◆ SET PROBLEM
Sort through the entries below and pull out lines containing the word "materials".

------------

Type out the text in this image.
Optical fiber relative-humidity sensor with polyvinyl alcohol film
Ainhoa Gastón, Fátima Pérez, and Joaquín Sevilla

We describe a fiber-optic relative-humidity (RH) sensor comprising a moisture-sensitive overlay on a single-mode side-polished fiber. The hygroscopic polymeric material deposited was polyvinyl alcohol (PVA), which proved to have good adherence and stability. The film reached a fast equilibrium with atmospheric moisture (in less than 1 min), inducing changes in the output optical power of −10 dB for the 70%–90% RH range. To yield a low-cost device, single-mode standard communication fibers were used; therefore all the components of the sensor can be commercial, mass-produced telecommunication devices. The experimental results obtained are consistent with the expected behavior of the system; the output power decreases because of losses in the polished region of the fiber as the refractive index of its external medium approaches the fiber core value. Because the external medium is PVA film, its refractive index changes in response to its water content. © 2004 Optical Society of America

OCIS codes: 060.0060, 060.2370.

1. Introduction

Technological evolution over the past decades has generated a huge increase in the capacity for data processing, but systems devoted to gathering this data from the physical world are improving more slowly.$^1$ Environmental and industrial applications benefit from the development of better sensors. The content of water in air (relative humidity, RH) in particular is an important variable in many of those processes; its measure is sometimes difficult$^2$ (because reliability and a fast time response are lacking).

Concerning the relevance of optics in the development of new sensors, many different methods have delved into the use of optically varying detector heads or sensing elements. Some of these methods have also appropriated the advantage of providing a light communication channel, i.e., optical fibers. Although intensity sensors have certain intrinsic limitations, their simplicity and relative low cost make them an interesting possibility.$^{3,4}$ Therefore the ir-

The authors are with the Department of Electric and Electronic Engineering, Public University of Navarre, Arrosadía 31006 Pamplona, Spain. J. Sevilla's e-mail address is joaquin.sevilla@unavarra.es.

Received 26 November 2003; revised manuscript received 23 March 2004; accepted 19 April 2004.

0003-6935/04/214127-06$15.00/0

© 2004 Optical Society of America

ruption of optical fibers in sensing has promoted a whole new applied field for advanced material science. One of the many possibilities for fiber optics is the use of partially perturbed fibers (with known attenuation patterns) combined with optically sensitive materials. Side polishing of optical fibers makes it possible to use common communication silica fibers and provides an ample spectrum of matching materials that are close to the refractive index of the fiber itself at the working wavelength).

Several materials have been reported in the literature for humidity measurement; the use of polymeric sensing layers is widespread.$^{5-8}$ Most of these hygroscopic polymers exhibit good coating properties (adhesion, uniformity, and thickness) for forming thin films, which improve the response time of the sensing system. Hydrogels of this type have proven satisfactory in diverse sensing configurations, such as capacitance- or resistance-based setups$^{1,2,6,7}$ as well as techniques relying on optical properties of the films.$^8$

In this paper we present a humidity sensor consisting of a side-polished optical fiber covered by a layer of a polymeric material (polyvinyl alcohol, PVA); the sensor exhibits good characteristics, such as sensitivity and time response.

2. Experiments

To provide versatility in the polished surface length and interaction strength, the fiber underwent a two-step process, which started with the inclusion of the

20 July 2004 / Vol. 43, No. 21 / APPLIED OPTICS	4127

------------

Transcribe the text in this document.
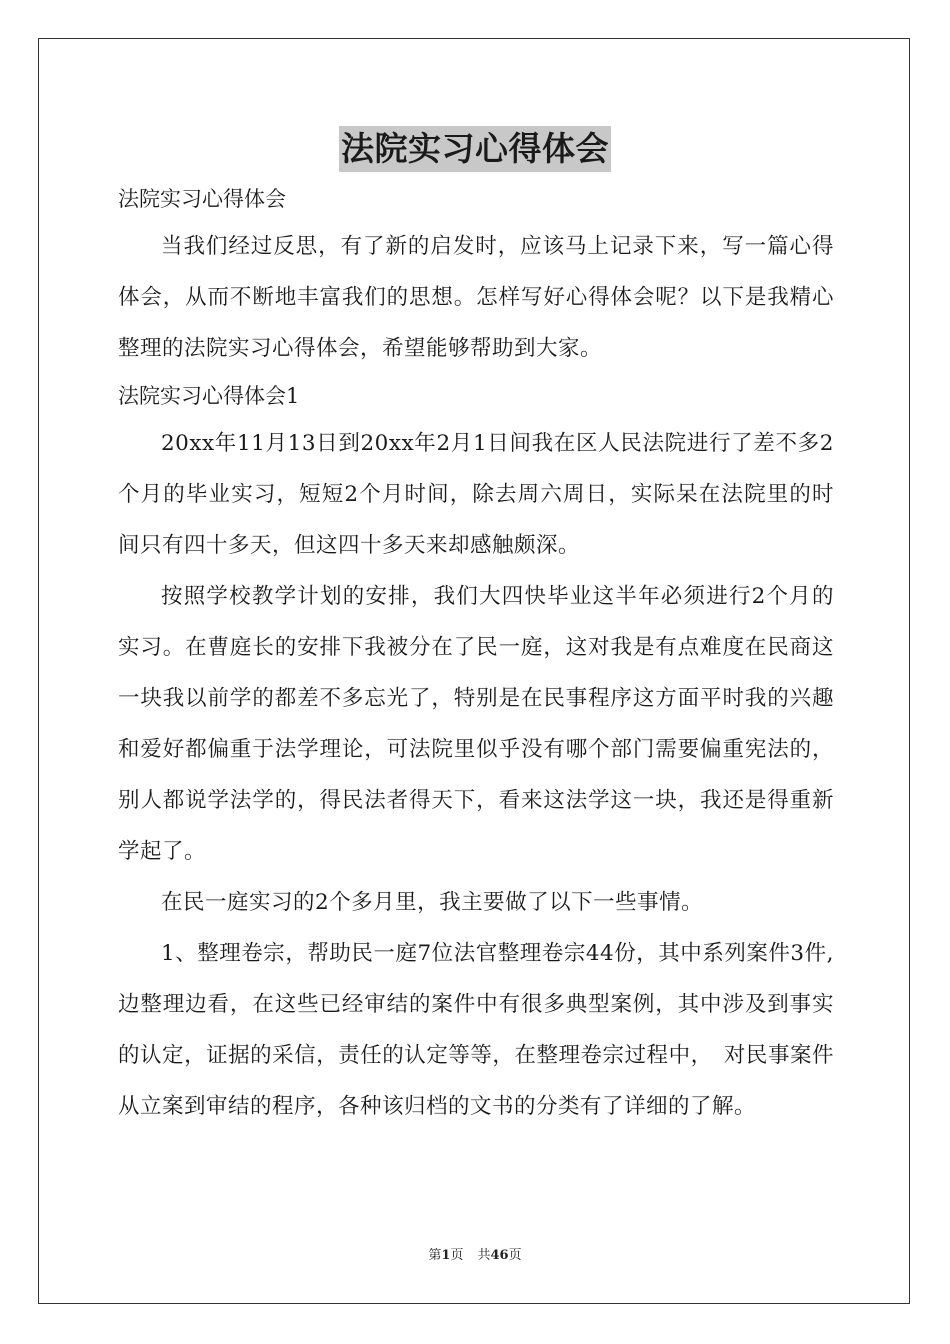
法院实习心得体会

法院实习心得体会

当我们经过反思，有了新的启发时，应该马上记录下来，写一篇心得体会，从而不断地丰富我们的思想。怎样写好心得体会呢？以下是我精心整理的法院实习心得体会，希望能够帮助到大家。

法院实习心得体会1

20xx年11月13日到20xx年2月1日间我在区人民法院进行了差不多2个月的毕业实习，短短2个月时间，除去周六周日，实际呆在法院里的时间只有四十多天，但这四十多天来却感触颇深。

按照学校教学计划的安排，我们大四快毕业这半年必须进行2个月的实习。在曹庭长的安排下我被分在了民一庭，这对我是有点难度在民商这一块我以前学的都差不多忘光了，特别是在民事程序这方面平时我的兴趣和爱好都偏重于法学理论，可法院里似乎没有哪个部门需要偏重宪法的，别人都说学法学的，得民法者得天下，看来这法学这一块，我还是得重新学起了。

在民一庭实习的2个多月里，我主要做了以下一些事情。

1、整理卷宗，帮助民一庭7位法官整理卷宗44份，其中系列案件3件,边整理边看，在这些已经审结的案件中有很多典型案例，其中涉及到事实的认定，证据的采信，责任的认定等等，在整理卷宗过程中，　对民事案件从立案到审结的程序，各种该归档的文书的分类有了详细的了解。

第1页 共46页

------------

◆ FINAL RESULT
ruption of optical fibers in sensing has promoted a whole new applied field for advanced material science. One of the many possibilities for fiber optics is the use of partially perturbed fibers (with known attenuation patterns) combined with optically sensitive materials. Side polishing of optical fibers makes it possible to use common communication silica fibers and provides an ample spectrum of matching materials that are close to the refractive index of the fiber itself at the working wavelength).
Several materials have been reported in the literature for humidity measurement; the use of polymeric sensing layers is widespread.$^{5-8}$ Most of these hygroscopic polymers exhibit good coating properties (adhesion, uniformity, and thickness) for forming thin films, which improve the response time of the sensing system. Hydrogels of this type have proven satisfactory in diverse sensing configurations, such as capacitance- or resistance-based setups$^{1,2,6,7}$ as well as techniques relying on optical properties of the films.$^8$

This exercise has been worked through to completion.